Page extract
:::::
# Euro Truck Simulator 2



## Nexis (Aug 7, 2007)

It Deserves it own thread , once you see these images you know why....


----------



## Poul_ (Jan 27, 2011)

can you show a map of ETS2 ??? ,I hope that it will be more normal roads than highways because highways are boring for me


----------



## EUSERB (Nov 17, 2010)

The game is going to be awesome,go to blog.scssoft.com for more info,they said that it will have a map 3 TIMES larger than in the original ets,it will also have tolls as you can see from the pics,a new engine sound better graphics and so on...


----------



## EUSERB (Nov 17, 2010)

Poul_ said:


> can you show a map of ETS2 ??? ,I hope that it will be more normal roads than highways because highways are boring for me


They did not show the map yet,but as i said in my previous post it will be 3 times larger,so we may expect Balkans :banana:


----------



## drowningman666 (Nov 5, 2007)

Looks like a great game, I wonder whether it will be available for Xbox


----------



## Schweden (Jan 5, 2008)

When is this coming out?



drowningman666 said:


> Looks like a great game, I wonder whether it will be available for Xbox


probably not.


----------



## EUSERB (Nov 17, 2010)
:::::
Extracted material

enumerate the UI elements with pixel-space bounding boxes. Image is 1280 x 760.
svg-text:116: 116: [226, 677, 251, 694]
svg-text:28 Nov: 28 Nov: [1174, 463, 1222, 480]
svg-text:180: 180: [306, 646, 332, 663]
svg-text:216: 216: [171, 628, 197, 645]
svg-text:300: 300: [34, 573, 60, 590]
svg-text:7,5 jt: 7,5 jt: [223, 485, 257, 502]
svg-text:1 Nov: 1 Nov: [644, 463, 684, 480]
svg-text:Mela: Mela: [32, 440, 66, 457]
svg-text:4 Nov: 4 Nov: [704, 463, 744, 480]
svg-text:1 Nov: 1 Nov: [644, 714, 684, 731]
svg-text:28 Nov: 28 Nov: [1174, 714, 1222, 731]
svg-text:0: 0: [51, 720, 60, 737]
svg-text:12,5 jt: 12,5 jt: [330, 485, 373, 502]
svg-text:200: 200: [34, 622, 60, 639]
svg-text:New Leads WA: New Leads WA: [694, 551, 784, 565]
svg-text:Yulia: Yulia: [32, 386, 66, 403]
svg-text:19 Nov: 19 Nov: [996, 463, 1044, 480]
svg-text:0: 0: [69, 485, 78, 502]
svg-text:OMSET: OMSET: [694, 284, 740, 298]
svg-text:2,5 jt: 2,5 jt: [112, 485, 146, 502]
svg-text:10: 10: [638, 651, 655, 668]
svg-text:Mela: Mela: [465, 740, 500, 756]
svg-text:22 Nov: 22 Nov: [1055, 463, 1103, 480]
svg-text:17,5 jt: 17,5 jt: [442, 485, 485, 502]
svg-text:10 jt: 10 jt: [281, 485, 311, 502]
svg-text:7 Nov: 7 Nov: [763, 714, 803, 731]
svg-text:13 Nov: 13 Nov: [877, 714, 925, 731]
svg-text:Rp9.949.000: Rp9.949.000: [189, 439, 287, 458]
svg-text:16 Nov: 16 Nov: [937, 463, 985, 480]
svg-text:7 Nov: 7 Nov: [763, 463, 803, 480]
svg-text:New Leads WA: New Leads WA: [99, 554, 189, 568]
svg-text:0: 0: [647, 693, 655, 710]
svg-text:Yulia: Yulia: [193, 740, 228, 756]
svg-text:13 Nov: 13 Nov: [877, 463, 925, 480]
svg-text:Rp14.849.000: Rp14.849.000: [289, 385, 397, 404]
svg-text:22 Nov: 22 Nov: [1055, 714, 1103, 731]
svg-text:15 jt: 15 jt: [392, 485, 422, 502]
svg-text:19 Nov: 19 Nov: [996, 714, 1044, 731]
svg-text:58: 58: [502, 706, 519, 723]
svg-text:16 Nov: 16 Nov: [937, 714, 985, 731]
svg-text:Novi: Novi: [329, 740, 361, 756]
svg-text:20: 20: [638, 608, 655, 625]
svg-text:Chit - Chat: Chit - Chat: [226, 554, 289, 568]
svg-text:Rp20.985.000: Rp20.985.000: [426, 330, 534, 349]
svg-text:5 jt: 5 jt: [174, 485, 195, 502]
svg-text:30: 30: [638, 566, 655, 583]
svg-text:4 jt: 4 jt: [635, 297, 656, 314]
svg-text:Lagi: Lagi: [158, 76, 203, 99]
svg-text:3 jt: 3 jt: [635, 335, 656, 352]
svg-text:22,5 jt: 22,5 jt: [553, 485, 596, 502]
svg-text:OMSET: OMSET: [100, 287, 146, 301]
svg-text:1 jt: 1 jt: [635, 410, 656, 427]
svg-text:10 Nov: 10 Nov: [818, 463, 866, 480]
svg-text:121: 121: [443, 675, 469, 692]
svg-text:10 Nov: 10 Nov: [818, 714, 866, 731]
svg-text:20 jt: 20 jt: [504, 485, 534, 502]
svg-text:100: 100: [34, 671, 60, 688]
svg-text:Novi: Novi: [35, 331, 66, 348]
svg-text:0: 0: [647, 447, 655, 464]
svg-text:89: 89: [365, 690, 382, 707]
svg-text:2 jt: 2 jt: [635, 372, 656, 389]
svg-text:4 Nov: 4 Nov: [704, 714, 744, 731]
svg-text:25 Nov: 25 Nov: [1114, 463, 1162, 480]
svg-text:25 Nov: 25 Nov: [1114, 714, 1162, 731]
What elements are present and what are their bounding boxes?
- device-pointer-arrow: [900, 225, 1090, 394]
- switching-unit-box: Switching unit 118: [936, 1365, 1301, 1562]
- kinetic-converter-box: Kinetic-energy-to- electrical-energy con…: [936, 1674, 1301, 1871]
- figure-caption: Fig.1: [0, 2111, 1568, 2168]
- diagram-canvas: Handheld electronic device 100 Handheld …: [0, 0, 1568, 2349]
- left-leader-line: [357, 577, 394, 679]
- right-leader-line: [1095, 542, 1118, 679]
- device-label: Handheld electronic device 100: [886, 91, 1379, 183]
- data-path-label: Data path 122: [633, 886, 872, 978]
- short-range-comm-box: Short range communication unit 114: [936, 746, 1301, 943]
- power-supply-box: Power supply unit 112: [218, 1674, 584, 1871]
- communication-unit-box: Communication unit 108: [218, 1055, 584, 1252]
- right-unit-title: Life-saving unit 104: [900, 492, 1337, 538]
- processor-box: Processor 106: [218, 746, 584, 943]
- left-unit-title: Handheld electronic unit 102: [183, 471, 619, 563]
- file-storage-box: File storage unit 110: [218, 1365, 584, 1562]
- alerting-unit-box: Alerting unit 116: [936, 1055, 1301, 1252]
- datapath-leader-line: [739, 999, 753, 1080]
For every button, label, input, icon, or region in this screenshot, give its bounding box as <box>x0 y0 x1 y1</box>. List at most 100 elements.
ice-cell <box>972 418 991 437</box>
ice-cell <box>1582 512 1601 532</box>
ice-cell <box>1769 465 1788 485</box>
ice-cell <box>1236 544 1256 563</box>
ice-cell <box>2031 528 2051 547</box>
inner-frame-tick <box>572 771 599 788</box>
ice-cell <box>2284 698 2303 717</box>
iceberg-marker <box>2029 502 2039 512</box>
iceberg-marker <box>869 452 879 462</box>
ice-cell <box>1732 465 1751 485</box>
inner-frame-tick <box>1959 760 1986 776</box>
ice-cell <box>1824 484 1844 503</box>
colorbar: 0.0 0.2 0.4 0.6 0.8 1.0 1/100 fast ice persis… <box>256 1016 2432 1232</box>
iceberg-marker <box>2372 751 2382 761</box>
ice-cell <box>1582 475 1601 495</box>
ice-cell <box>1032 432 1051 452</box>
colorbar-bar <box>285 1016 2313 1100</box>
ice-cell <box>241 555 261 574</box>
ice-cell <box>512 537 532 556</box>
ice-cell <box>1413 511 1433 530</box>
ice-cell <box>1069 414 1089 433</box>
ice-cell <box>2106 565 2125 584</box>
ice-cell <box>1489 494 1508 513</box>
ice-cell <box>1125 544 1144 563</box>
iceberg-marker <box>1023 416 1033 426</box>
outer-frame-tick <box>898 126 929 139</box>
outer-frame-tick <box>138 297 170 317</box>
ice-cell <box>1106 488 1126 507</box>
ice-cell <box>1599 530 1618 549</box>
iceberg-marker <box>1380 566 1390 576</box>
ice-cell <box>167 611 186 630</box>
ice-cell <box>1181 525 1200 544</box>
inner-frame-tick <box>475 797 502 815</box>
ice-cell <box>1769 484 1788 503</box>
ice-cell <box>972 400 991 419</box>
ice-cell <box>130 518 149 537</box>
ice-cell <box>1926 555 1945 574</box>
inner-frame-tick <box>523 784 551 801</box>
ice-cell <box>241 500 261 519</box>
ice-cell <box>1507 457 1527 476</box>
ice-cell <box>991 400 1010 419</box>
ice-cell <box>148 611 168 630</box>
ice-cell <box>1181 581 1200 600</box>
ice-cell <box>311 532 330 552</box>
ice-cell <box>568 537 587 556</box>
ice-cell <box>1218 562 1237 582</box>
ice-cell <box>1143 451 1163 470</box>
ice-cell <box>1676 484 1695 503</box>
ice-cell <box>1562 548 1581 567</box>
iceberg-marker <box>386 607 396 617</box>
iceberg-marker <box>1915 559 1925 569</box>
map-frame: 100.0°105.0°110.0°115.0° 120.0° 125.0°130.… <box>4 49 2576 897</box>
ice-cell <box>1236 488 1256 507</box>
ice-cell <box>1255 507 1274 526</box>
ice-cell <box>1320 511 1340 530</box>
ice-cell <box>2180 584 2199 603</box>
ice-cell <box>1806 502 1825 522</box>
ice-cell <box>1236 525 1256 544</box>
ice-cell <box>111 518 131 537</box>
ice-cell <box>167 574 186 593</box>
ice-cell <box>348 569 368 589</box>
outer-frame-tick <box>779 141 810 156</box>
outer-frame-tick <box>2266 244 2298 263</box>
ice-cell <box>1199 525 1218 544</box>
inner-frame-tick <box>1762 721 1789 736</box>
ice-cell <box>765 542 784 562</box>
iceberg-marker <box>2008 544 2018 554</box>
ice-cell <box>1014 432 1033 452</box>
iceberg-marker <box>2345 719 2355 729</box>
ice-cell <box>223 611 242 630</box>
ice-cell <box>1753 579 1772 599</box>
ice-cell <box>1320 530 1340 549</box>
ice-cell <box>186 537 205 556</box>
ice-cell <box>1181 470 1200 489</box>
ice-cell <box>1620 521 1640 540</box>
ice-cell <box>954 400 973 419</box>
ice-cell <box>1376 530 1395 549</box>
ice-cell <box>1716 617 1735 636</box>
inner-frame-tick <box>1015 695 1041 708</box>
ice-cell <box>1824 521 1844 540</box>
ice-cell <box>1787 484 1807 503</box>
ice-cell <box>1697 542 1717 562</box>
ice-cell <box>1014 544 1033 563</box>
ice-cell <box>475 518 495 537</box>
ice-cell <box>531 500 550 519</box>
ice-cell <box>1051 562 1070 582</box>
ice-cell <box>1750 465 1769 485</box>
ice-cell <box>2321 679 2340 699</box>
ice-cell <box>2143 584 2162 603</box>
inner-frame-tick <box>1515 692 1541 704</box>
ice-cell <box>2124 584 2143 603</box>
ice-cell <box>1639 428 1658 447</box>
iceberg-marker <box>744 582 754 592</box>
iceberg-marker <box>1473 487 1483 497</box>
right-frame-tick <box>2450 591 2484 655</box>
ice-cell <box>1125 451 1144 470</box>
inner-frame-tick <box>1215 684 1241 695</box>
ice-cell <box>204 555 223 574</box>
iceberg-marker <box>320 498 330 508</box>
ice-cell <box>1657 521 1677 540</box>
:::::
Your goal
From the Euro Truck Simulator 2 thread, quote the passage that begins with the words "## Schweden (Jan" and ends after the words "probably not.".

Task solution
## Schweden (Jan 5, 2008)

When is this coming out?



drowningman666 said:


> Looks like a great game, I wonder whether it will be available for Xbox


probably not.